Written instruction:
Here are some entries; quote each one exactly.

Information provided:
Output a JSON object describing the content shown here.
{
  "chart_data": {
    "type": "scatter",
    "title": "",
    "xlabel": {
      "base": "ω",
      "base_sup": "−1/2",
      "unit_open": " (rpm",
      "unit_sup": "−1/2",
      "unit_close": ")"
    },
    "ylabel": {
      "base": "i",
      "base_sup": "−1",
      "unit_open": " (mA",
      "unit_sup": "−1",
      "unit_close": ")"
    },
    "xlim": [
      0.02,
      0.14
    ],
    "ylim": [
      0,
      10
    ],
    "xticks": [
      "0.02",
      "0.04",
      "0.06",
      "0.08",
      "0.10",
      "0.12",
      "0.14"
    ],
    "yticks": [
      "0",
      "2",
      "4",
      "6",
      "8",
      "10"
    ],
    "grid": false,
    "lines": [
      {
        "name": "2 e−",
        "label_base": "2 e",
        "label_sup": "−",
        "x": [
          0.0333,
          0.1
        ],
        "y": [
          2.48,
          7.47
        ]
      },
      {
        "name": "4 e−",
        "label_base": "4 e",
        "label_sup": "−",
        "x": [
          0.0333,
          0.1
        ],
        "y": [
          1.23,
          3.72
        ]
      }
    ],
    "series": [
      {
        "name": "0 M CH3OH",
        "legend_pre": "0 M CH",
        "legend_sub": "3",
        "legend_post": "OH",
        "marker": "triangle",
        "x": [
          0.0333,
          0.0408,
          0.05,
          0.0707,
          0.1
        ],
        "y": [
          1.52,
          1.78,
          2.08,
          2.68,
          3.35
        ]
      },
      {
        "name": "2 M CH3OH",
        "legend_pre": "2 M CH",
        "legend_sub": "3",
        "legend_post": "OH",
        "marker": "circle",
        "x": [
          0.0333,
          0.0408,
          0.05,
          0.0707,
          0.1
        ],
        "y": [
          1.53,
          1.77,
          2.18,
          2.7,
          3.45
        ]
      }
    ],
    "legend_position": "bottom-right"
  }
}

Response to the task:
Output a JSON object describing the content shown here.
{
  "chart_data": {
    "type": "scatter",
    "title": "",
    "xlabel": {
      "base": "ω",
      "base_sup": "−1/2",
      "unit_open": " (rpm",
      "unit_sup": "−1/2",
      "unit_close": ")"
    },
    "ylabel": {
      "base": "i",
      "base_sup": "−1",
      "unit_open": " (mA",
      "unit_sup": "−1",
      "unit_close": ")"
    },
    "xlim": [
      0.02,
      0.14
    ],
    "ylim": [
      0,
      10
    ],
    "xticks": [
      "0.02",
      "0.04",
      "0.06",
      "0.08",
      "0.10",
      "0.12",
      "0.14"
    ],
    "yticks": [
      "0",
      "2",
      "4",
      "6",
      "8",
      "10"
    ],
    "grid": false,
    "lines": [
      {
        "name": "2 e−",
        "label_base": "2 e",
        "label_sup": "−",
        "x": [
          0.0333,
          0.1
        ],
        "y": [
          2.48,
          7.47
        ]
      },
      {
        "name": "4 e−",
        "label_base": "4 e",
        "label_sup": "−",
        "x": [
          0.0333,
          0.1
        ],
        "y": [
          1.23,
          3.72
        ]
      }
    ],
    "series": [
      {
        "name": "0 M CH3OH",
        "legend_pre": "0 M CH",
        "legend_sub": "3",
        "legend_post": "OH",
        "marker": "triangle",
        "x": [
          0.0333,
          0.0408,
          0.05,
          0.0707,
          0.1
        ],
        "y": [
          1.52,
          1.78,
          2.08,
          2.68,
          3.35
        ]
      },
      {
        "name": "2 M CH3OH",
        "legend_pre": "2 M CH",
        "legend_sub": "3",
        "legend_post": "OH",
        "marker": "circle",
        "x": [
          0.0333,
          0.0408,
          0.05,
          0.0707,
          0.1
        ],
        "y": [
          1.53,
          1.77,
          2.18,
          2.7,
          3.45
        ]
      }
    ],
    "legend_position": "bottom-right"
  }
}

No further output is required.